Exercise.
Can you find the lines of the listing that include "image" and copy every one?

Given data.
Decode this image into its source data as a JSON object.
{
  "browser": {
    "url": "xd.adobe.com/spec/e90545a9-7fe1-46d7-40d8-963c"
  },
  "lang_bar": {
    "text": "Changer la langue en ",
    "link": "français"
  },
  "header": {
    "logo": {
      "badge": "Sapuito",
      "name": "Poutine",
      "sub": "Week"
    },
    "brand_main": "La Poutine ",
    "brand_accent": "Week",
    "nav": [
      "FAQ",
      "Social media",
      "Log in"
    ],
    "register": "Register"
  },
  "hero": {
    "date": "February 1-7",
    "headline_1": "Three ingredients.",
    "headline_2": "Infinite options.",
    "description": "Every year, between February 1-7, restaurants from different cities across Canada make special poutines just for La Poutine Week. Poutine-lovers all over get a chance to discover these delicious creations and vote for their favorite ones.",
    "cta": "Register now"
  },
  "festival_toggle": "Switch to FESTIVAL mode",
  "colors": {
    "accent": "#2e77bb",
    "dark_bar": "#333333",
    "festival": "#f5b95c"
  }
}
...
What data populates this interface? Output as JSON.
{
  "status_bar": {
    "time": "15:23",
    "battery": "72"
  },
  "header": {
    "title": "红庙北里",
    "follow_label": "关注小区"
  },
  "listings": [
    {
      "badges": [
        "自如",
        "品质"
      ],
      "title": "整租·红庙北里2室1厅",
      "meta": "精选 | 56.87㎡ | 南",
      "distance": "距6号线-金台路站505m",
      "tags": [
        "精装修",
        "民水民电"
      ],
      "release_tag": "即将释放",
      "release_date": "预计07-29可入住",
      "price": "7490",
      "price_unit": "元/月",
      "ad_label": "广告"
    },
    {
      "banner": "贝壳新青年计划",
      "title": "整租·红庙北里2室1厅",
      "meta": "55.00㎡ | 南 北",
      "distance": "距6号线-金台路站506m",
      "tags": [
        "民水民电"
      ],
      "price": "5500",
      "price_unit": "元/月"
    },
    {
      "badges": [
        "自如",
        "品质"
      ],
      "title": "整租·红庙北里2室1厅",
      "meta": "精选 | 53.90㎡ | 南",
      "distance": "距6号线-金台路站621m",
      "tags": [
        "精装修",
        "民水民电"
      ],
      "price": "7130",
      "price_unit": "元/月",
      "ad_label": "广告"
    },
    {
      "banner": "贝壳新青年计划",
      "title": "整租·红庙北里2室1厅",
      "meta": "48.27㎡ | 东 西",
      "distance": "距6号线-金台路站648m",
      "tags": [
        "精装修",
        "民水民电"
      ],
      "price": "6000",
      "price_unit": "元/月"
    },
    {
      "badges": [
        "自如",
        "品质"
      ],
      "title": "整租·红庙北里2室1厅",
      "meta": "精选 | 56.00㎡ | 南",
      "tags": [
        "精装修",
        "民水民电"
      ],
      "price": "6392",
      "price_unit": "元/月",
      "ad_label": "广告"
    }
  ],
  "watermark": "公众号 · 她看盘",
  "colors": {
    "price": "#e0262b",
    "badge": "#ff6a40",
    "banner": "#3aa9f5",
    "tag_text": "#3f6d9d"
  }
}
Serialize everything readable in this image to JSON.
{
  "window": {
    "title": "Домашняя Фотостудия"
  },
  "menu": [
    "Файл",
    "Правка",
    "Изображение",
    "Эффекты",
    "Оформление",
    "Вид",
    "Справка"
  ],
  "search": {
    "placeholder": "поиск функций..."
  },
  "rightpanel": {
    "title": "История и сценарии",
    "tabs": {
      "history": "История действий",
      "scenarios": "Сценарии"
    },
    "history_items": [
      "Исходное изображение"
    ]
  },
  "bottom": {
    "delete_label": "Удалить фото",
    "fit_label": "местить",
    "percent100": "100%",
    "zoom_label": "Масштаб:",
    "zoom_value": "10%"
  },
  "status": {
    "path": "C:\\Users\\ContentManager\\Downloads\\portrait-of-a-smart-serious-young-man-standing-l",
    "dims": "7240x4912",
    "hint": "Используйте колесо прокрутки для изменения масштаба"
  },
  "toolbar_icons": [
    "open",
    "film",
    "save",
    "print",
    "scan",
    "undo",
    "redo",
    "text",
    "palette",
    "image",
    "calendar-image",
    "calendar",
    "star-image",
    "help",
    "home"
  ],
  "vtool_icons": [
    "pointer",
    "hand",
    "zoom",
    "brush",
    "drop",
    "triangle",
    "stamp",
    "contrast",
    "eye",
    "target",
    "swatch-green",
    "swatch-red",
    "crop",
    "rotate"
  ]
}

Full output.
Decode this image into its source data as a JSON object.
Serialize everything readable in this image to JSON.
    "image",
    "calendar-image",
    "star-image",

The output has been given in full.